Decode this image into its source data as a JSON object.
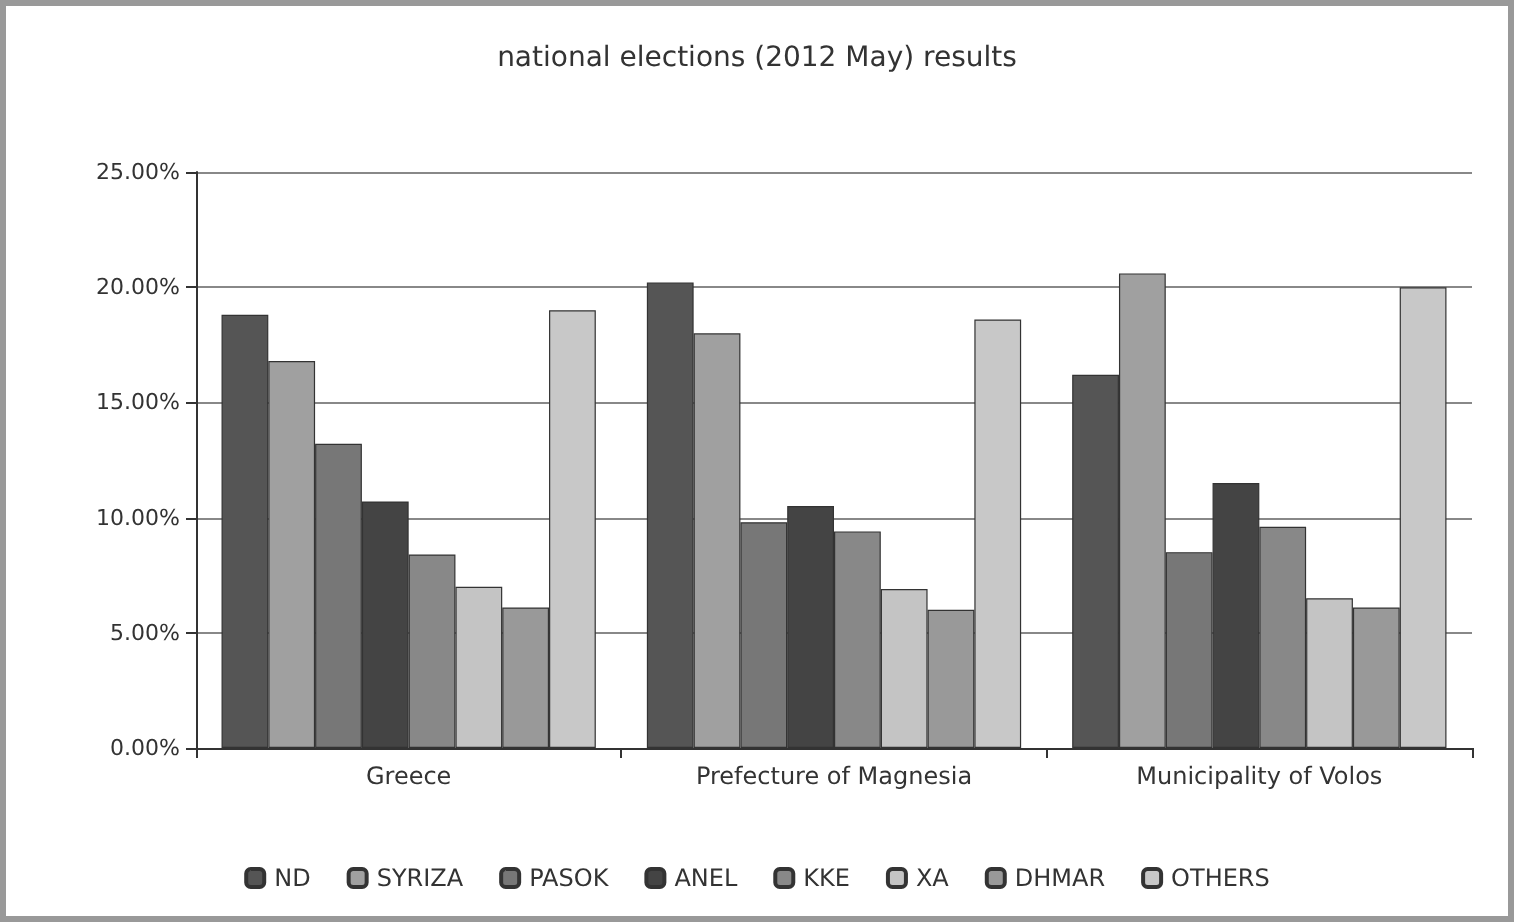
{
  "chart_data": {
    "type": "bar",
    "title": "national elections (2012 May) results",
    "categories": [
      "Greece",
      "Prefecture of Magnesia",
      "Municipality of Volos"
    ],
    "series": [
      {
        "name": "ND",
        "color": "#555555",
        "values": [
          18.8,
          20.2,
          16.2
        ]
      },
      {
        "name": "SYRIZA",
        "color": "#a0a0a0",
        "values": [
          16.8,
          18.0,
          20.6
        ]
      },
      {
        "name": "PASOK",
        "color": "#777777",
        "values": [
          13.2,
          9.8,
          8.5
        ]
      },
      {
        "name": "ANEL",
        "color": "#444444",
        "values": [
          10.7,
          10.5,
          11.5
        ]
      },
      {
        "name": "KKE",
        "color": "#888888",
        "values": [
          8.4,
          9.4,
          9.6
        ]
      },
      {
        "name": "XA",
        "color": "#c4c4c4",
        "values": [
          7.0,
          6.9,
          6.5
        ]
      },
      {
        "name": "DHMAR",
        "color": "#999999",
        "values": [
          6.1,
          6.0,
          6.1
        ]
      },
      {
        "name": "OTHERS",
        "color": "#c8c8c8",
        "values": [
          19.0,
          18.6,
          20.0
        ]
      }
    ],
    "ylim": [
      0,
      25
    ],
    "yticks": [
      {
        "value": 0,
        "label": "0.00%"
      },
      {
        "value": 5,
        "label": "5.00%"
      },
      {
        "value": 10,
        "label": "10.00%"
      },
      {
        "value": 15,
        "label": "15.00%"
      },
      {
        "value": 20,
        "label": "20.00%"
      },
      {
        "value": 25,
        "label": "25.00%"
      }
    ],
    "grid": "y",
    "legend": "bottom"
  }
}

++++++++++++++++++++

STATED EXERCISE => Omit every picture, and otherwise quote the entries exactly.

WORKED ANSWER =>
Decode this image into its source data as a JSON object.
{
  "chart_data": {
    "type": "bar",
    "title": "national elections (2012 May) results",
    "categories": [
      "Greece",
      "Prefecture of Magnesia",
      "Municipality of Volos"
    ],
    "series": [
      {
        "name": "ND",
        "color": "#555555",
        "values": [
          18.8,
          20.2,
          16.2
        ]
      },
      {
        "name": "SYRIZA",
        "color": "#a0a0a0",
        "values": [
          16.8,
          18.0,
          20.6
        ]
      },
      {
        "name": "PASOK",
        "color": "#777777",
        "values": [
          13.2,
          9.8,
          8.5
        ]
      },
      {
        "name": "ANEL",
        "color": "#444444",
        "values": [
          10.7,
          10.5,
          11.5
        ]
      },
      {
        "name": "KKE",
        "color": "#888888",
        "values": [
          8.4,
          9.4,
          9.6
        ]
      },
      {
        "name": "XA",
        "color": "#c4c4c4",
        "values": [
          7.0,
          6.9,
          6.5
        ]
      },
      {
        "name": "DHMAR",
        "color": "#999999",
        "values": [
          6.1,
          6.0,
          6.1
        ]
      },
      {
        "name": "OTHERS",
        "color": "#c8c8c8",
        "values": [
          19.0,
          18.6,
          20.0
        ]
      }
    ],
    "ylim": [
      0,
      25
    ],
    "yticks": [
      {
        "value": 0,
        "label": "0.00%"
      },
      {
        "value": 5,
        "label": "5.00%"
      },
      {
        "value": 10,
        "label": "10.00%"
      },
      {
        "value": 15,
        "label": "15.00%"
      },
      {
        "value": 20,
        "label": "20.00%"
      },
      {
        "value": 25,
        "label": "25.00%"
      }
    ],
    "grid": "y",
    "legend": "bottom"
  }
}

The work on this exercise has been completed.